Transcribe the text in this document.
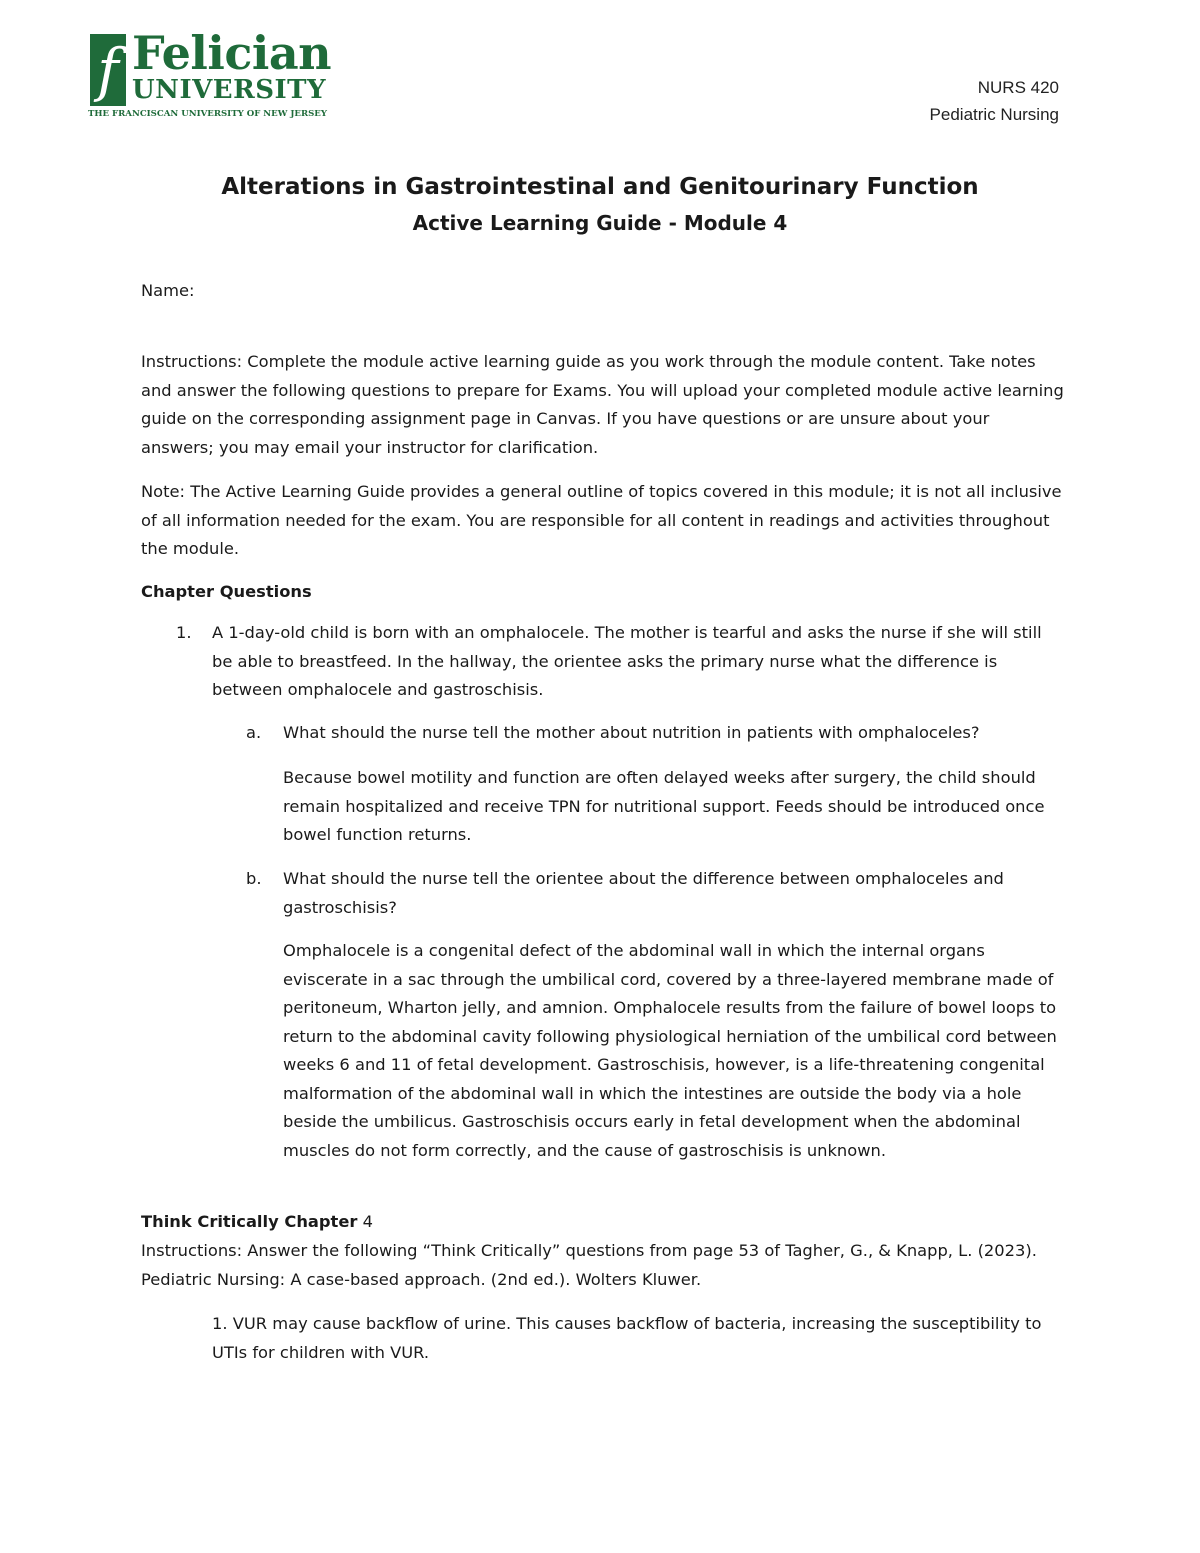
f Felician
UNIVERSITY
THE FRANCISCAN UNIVERSITY OF NEW JERSEY
NURS 420
Pediatric Nursing
Alterations in Gastrointestinal and Genitourinary Function
Active Learning Guide - Module 4
Name:
Instructions: Complete the module active learning guide as you work through the module content. Take notes and answer the following questions to prepare for Exams. You will upload your completed module active learning guide on the corresponding assignment page in Canvas. If you have questions or are unsure about your answers; you may email your instructor for clarification.
Note: The Active Learning Guide provides a general outline of topics covered in this module; it is not all inclusive of all information needed for the exam. You are responsible for all content in readings and activities throughout the module.
Chapter Questions
1. A 1-day-old child is born with an omphalocele. The mother is tearful and asks the nurse if she will still be able to breastfeed. In the hallway, the orientee asks the primary nurse what the difference is between omphalocele and gastroschisis.
a. What should the nurse tell the mother about nutrition in patients with omphaloceles?
Because bowel motility and function are often delayed weeks after surgery, the child should remain hospitalized and receive TPN for nutritional support. Feeds should be introduced once bowel function returns.
b. What should the nurse tell the orientee about the difference between omphaloceles and gastroschisis?
Omphalocele is a congenital defect of the abdominal wall in which the internal organs eviscerate in a sac through the umbilical cord, covered by a three-layered membrane made of peritoneum, Wharton jelly, and amnion. Omphalocele results from the failure of bowel loops to return to the abdominal cavity following physiological herniation of the umbilical cord between weeks 6 and 11 of fetal development. Gastroschisis, however, is a life-threatening congenital malformation of the abdominal wall in which the intestines are outside the body via a hole beside the umbilicus. Gastroschisis occurs early in fetal development when the abdominal muscles do not form correctly, and the cause of gastroschisis is unknown.
Think Critically Chapter 4
Instructions: Answer the following “Think Critically” questions from page 53 of Tagher, G., & Knapp, L. (2023). Pediatric Nursing: A case-based approach. (2nd ed.). Wolters Kluwer.
1. VUR may cause backflow of urine. This causes backflow of bacteria, increasing the susceptibility to UTIs for children with VUR.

━━━

Retype the whole listing exactly and leave the pictures out.

ANSWER BOX:
Transcribe the text in this document.
f Felician
UNIVERSITY
THE FRANCISCAN UNIVERSITY OF NEW JERSEY
NURS 420
Pediatric Nursing
Alterations in Gastrointestinal and Genitourinary Function
Active Learning Guide - Module 4
Name:
Instructions: Complete the module active learning guide as you work through the module content. Take notes and answer the following questions to prepare for Exams. You will upload your completed module active learning guide on the corresponding assignment page in Canvas. If you have questions or are unsure about your answers; you may email your instructor for clarification.
Note: The Active Learning Guide provides a general outline of topics covered in this module; it is not all inclusive of all information needed for the exam. You are responsible for all content in readings and activities throughout the module.
Chapter Questions
1. A 1-day-old child is born with an omphalocele. The mother is tearful and asks the nurse if she will still be able to breastfeed. In the hallway, the orientee asks the primary nurse what the difference is between omphalocele and gastroschisis.
a. What should the nurse tell the mother about nutrition in patients with omphaloceles?
Because bowel motility and function are often delayed weeks after surgery, the child should remain hospitalized and receive TPN for nutritional support. Feeds should be introduced once bowel function returns.
b. What should the nurse tell the orientee about the difference between omphaloceles and gastroschisis?
Omphalocele is a congenital defect of the abdominal wall in which the internal organs eviscerate in a sac through the umbilical cord, covered by a three-layered membrane made of peritoneum, Wharton jelly, and amnion. Omphalocele results from the failure of bowel loops to return to the abdominal cavity following physiological herniation of the umbilical cord between weeks 6 and 11 of fetal development. Gastroschisis, however, is a life-threatening congenital malformation of the abdominal wall in which the intestines are outside the body via a hole beside the umbilicus. Gastroschisis occurs early in fetal development when the abdominal muscles do not form correctly, and the cause of gastroschisis is unknown.
Think Critically Chapter 4
Instructions: Answer the following “Think Critically” questions from page 53 of Tagher, G., & Knapp, L. (2023). Pediatric Nursing: A case-based approach. (2nd ed.). Wolters Kluwer.
1. VUR may cause backflow of urine. This causes backflow of bacteria, increasing the susceptibility to UTIs for children with VUR.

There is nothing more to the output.